## Your assignment:
Using the listing that follows, filter out every line lacking the string "overview" and return the rest.

━━━ Data shown ━━━

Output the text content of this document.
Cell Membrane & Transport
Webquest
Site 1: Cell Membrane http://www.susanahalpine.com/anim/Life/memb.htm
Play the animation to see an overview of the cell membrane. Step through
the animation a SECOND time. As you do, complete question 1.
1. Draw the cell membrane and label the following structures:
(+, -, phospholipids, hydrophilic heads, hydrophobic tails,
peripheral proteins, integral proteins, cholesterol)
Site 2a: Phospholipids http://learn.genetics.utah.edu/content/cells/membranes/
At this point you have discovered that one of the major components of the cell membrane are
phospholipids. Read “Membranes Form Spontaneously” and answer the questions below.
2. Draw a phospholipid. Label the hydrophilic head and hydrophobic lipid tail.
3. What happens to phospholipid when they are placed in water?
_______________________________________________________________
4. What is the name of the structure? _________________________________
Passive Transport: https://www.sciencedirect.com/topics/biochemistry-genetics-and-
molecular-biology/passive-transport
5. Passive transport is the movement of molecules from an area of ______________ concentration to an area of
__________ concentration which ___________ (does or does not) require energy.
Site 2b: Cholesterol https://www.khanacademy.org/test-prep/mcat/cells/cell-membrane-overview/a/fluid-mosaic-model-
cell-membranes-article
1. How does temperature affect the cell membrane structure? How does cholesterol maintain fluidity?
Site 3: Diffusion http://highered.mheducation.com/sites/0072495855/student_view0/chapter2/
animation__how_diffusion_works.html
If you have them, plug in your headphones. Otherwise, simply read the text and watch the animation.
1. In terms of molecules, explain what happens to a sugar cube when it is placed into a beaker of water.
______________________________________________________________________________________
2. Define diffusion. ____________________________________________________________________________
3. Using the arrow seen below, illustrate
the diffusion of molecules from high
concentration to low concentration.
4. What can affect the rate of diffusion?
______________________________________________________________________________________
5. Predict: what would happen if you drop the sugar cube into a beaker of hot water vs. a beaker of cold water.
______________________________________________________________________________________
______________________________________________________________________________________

━━━

## Task output:
Play the animation to see an overview of the cell membrane. Step through
Site 2b: Cholesterol https://www.khanacademy.org/test-prep/mcat/cells/cell-membrane-overview/a/fluid-mosaic-model-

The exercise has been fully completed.